■ Given exercise A ■
Which switches does the hammer-drill passage name? Give each with its reference number.
■ Given exercise B ■
Can you update everything from "At this time, the" down to "locking member 76." in the hammer-drill passage, putting "linking member" wherever "interlocking member" appears?

■ Reading text ■

-.-.-

At this time, the rear end portion of the interlocking member 70 is
placed in a front end portion of the passage 762. Similar to the
case in which the interlocking member 70 is located in (at) the
hammer position, the interlocking member 70 allows the locking
member 76 to move to the locking position (the position shown by a
two-dot chain line) without interfering with the locking member 76.
Thus, in the present embodiment, also in the hammer-drill mode, the
locking member 7 is capable of locking the trigger 14 in the ON
position as well as in the OFF position.
[0131] When the interlocking member 70 is placed in (at) the
hammer-drill position, the interlocking member 70 is spaced apart
from the movable piece 811 of the first switch 81. Thus, in the
hammer-drill mode, the first switch 81 is always OFF and thus the
second switch 82 is always in an activated state. As shown in FIG.
16, when the locking member 76 is located in (at) the unlocking
position (the position shown by a solid line), the pressing
projection 767 does not press the movable piece 821 of the second
switch 82 and thus the second switch 82 is OFF. On the other hand,
when the locking member 76 is located in (at) the locking position
(the position shown by the two-dot chain line), the pressing
projection 767 presses the movable piece 821 of the second switch
82 and thus the second switch 82 is ON.
[0132] In the present embodiment, while the first switch 81 is OFF,
the controller 5 drives the motor 2 based on the ON/OFF state of
the second switch 82 and the ON/OFF state of the main switch 145.
More specifically, while both of the first switch 81 and the second
switch 82 are OFF, the controller 5 starts to drive the motor 2
when the main switch 145 of the trigger 14 is turned ON. Further,
when the second switch 82 is turned ON (i.e., the locking member 76
is moved to the locking position) while the first switch 81 is OFF
and the main switch 145 is ON, the controller 5 stops the driving
of the motor 2. Thus, in the hammer-drill mode, unlike the hammer
mode, the controller 5 prohibits (disallows) continuous driving of
the motor 2 in a state in which the trigger 14 is locked in the ON
position.

-.-.-

■ Data lines ■
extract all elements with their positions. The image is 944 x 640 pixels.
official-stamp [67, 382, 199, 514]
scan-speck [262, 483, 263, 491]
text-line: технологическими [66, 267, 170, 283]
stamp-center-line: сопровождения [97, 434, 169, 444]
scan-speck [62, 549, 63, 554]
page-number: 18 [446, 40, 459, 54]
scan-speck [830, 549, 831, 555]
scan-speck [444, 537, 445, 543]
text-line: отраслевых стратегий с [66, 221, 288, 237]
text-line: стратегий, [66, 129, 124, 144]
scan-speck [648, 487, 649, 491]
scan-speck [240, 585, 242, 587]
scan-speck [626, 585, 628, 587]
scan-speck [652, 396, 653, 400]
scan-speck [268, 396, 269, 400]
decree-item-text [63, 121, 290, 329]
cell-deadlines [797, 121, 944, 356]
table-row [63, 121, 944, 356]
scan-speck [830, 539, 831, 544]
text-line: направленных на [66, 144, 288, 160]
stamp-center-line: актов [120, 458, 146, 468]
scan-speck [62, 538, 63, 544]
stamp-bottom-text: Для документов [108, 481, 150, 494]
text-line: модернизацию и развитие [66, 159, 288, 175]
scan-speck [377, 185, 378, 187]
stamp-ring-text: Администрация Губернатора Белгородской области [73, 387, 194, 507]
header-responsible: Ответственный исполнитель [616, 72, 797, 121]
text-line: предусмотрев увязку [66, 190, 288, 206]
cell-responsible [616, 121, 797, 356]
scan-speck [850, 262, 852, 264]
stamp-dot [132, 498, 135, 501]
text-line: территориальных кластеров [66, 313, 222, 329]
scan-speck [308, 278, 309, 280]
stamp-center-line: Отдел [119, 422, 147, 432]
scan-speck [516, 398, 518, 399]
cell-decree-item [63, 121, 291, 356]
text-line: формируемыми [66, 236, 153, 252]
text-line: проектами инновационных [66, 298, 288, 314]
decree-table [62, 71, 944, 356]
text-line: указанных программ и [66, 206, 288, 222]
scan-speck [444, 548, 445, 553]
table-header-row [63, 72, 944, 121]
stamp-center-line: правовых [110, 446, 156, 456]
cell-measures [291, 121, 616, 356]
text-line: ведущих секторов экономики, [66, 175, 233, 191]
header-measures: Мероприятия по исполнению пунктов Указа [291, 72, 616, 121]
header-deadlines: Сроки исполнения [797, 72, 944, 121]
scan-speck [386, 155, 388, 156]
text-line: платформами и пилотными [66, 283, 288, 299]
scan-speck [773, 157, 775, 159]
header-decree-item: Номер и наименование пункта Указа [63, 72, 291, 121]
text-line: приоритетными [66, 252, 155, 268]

-.-.-

■ Expected output A ■
first switch 81, second switch 82, main switch 145

■ Expected output B ■
At this time, the rear end portion of the linking member 70 is
placed in a front end portion of the passage 762. Similar to the
case in which the linking member 70 is located in (at) the
hammer position, the linking member 70 allows the locking
member 76 to move to the locking position (the position shown by a
two-dot chain line) without interfering with the locking member 76.